[Collected data entries]

· · ·

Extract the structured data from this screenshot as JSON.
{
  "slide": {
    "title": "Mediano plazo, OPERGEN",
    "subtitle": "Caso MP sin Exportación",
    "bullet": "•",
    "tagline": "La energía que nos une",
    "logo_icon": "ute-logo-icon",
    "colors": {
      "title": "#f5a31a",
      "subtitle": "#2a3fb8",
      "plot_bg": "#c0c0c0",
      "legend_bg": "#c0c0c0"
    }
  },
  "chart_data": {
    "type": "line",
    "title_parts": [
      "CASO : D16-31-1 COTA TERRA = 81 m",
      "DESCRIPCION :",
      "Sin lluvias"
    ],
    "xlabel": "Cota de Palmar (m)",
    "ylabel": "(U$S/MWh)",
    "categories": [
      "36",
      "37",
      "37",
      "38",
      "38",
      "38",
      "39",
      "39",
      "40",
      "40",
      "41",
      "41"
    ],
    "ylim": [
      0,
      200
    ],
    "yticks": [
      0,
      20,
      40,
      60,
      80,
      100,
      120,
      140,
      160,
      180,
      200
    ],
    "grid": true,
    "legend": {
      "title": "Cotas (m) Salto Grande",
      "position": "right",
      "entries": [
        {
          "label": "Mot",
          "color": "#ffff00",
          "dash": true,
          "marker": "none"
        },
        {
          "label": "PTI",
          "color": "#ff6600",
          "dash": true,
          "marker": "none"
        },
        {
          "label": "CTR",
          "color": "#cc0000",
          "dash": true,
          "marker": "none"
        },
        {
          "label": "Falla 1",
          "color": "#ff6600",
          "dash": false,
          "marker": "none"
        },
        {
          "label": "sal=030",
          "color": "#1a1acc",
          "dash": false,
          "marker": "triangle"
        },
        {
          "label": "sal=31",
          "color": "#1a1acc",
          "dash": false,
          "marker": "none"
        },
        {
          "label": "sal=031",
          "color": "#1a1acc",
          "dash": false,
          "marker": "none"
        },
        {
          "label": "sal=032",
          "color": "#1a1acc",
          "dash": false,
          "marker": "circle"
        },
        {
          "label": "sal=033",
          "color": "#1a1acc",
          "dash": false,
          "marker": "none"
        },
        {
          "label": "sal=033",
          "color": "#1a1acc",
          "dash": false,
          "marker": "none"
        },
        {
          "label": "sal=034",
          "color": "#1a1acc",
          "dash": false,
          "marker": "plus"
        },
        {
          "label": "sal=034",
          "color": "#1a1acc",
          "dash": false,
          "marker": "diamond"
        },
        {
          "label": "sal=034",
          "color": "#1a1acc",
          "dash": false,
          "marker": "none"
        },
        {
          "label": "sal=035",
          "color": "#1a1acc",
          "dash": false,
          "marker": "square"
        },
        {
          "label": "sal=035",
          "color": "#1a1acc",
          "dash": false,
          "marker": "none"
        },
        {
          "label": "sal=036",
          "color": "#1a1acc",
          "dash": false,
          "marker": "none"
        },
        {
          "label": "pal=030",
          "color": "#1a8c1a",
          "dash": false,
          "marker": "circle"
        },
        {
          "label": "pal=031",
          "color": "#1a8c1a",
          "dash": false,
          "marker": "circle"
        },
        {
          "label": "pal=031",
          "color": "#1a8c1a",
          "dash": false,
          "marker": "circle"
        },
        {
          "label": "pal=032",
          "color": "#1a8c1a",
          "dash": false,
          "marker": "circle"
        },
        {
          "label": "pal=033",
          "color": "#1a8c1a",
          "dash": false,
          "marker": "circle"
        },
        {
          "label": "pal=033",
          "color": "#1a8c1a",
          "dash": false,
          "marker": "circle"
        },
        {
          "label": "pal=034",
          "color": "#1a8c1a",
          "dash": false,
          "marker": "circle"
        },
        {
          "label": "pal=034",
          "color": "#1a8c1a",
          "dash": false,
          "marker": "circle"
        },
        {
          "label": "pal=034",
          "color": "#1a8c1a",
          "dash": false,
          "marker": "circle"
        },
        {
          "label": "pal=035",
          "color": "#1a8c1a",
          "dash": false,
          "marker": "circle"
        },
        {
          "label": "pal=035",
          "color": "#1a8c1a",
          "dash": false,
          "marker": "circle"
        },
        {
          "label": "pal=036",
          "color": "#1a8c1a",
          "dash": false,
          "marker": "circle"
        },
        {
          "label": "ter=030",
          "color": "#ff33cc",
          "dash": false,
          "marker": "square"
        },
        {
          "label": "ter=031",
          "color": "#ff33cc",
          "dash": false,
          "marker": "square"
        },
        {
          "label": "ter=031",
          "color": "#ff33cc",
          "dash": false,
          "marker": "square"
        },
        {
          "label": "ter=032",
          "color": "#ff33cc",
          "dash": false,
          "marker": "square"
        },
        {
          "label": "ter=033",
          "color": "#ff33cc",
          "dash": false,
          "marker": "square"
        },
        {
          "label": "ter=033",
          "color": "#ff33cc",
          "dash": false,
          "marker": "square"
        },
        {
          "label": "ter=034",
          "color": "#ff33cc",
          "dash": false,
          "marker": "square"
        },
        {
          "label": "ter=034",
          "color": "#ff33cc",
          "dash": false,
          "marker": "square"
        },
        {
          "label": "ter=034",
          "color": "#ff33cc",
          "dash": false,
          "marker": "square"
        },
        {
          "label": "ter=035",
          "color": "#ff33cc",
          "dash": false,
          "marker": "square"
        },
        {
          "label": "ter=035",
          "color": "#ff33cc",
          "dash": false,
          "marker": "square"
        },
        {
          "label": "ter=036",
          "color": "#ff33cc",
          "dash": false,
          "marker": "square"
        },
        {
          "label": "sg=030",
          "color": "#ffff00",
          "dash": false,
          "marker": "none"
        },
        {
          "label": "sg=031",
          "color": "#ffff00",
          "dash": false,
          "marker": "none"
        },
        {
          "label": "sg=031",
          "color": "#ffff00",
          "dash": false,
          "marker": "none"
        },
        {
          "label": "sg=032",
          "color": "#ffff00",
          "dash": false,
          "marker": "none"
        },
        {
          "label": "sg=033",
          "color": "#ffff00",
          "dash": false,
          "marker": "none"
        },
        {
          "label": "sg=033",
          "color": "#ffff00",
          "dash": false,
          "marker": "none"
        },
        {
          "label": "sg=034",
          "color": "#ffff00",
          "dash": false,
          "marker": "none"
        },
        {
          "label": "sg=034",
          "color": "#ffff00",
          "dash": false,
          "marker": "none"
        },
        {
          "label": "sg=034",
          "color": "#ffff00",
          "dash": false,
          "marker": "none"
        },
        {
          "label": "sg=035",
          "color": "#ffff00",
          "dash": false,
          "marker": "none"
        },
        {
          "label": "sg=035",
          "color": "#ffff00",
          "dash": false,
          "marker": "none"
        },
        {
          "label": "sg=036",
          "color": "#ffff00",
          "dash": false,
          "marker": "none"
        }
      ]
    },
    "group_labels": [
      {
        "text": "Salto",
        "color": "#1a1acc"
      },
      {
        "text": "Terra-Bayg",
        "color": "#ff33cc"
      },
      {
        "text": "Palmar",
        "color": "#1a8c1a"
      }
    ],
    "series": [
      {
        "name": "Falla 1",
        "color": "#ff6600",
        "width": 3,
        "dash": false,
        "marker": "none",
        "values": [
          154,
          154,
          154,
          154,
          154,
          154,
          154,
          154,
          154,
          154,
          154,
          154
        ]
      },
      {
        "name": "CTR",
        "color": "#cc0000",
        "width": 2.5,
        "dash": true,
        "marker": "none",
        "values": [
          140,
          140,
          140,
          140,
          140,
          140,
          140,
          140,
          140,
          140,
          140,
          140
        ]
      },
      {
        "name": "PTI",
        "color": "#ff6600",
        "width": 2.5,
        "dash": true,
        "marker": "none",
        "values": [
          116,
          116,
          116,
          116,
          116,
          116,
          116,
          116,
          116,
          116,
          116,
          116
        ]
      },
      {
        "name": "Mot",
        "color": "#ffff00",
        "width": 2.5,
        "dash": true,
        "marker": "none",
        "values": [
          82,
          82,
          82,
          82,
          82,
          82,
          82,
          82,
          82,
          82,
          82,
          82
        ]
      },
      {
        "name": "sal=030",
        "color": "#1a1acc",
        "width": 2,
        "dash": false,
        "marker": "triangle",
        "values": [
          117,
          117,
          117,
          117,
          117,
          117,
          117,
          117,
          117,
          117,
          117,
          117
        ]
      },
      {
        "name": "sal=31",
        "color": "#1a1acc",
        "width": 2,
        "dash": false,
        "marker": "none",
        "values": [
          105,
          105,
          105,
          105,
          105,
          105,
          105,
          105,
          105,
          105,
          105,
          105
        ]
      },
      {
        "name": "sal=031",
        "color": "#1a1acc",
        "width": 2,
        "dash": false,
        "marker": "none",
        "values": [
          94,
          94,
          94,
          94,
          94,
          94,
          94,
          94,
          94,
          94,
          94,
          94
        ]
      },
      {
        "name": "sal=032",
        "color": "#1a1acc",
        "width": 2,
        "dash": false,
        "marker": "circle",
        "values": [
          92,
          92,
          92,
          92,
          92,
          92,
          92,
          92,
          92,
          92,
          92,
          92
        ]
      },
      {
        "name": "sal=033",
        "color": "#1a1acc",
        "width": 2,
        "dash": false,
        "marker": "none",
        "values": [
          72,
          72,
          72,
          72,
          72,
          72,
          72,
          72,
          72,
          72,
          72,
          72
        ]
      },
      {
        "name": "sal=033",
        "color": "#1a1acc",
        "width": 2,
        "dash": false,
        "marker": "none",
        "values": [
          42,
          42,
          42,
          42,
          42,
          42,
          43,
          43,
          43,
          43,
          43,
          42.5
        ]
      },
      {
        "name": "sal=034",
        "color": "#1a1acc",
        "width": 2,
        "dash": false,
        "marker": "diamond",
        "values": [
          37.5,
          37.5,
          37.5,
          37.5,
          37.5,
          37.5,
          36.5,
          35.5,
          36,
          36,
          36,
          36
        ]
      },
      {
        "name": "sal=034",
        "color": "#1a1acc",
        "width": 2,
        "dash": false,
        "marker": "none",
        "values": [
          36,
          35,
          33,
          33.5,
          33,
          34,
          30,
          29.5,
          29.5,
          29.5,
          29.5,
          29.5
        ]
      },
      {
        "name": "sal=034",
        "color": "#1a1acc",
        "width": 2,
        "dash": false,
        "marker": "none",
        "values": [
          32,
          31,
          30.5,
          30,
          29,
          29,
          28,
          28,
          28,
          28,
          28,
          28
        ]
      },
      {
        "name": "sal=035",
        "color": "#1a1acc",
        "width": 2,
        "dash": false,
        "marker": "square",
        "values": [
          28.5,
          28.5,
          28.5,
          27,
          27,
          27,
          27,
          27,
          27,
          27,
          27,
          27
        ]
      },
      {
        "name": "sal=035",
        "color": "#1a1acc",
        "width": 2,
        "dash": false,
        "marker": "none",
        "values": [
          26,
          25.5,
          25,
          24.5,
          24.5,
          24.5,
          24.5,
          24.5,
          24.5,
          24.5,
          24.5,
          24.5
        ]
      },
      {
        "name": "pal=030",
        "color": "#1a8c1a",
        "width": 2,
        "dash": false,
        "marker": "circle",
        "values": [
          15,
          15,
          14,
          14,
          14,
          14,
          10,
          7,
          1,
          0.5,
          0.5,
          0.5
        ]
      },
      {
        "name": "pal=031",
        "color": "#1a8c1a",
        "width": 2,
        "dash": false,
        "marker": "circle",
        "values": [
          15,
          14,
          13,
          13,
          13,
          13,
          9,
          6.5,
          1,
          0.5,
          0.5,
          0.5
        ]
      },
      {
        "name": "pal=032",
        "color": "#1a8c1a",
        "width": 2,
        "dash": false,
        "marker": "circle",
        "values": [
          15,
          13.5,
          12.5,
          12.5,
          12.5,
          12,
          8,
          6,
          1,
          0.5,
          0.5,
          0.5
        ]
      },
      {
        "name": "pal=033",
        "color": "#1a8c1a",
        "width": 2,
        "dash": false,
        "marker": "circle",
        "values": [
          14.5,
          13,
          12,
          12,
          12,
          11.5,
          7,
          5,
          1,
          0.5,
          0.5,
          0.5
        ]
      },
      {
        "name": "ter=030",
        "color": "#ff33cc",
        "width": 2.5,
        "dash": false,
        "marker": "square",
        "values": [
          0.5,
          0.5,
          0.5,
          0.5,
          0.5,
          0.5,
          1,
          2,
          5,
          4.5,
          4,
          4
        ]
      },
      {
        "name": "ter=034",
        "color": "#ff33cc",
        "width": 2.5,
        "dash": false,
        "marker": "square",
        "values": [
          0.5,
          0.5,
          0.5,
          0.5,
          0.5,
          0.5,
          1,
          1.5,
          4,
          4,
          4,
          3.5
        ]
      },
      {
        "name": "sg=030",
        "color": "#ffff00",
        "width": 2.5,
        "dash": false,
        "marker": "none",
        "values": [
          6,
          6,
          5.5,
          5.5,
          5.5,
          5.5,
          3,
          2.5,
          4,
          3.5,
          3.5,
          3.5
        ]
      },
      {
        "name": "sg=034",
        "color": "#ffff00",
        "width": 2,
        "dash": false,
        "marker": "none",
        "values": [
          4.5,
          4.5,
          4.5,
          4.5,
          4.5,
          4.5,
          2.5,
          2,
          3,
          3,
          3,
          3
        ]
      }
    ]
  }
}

· · ·

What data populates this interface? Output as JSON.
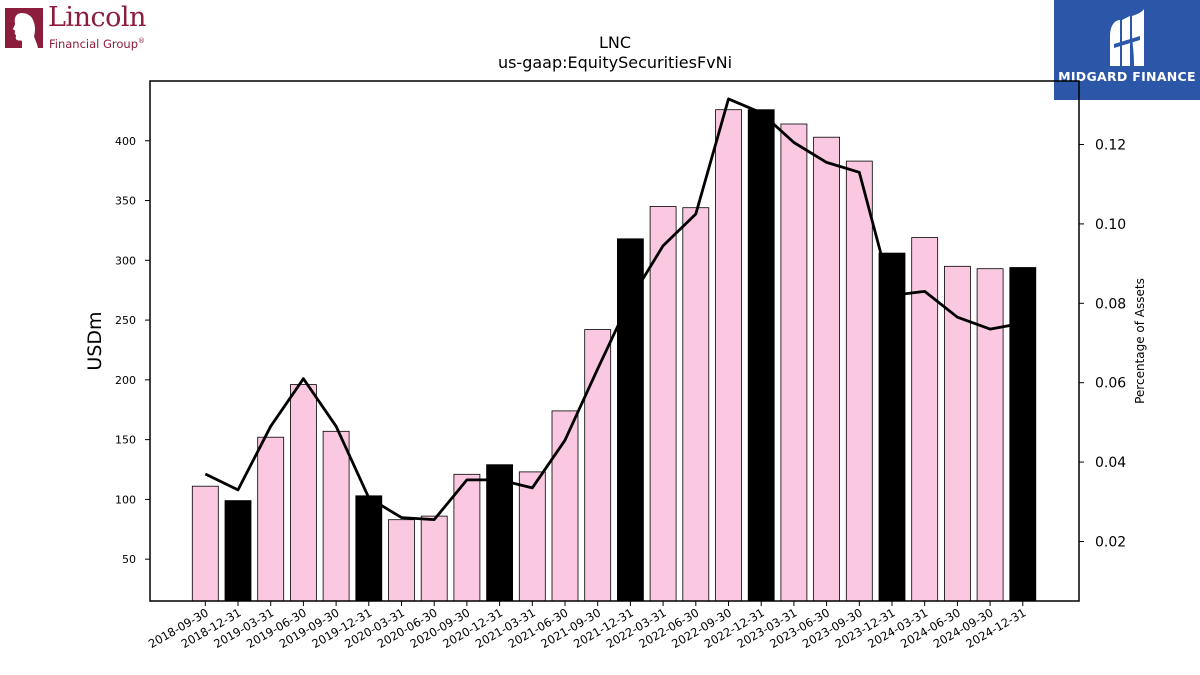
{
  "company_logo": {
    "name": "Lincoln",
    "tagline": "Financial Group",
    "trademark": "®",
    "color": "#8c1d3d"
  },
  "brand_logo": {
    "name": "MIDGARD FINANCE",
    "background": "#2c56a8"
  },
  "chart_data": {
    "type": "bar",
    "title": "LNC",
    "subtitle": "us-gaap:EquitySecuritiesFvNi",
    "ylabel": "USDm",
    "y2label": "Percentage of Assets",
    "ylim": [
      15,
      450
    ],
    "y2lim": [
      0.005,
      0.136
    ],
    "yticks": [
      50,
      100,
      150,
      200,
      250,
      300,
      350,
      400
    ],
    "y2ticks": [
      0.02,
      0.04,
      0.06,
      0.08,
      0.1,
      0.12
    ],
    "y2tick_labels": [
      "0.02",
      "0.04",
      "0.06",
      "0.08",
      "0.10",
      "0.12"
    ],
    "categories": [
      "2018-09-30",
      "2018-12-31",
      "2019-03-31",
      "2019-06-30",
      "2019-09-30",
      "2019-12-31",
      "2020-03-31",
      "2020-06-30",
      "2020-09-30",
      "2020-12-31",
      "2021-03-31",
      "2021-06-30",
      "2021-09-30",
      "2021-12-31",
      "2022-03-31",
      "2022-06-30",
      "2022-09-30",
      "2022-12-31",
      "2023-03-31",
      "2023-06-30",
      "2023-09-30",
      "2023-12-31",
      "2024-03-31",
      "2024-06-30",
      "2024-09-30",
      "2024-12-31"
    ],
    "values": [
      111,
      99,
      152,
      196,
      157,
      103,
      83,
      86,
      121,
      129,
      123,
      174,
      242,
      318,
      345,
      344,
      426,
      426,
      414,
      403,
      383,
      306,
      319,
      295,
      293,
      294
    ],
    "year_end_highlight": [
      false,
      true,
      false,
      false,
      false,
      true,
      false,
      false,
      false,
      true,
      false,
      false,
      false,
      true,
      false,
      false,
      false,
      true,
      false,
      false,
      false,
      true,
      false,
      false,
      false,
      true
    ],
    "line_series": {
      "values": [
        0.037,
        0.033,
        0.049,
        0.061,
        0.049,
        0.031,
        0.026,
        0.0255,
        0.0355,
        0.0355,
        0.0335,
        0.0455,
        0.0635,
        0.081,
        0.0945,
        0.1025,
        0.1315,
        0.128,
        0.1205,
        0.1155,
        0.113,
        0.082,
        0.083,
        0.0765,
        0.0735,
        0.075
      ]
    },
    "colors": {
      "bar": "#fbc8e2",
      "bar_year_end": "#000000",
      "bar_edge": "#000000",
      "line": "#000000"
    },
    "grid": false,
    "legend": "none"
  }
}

· · ·

Pull out all lines from the entries above that include the word "tagline".

__Task answer__
    "tagline": "La energía que nos une",
    "tagline": "Financial Group",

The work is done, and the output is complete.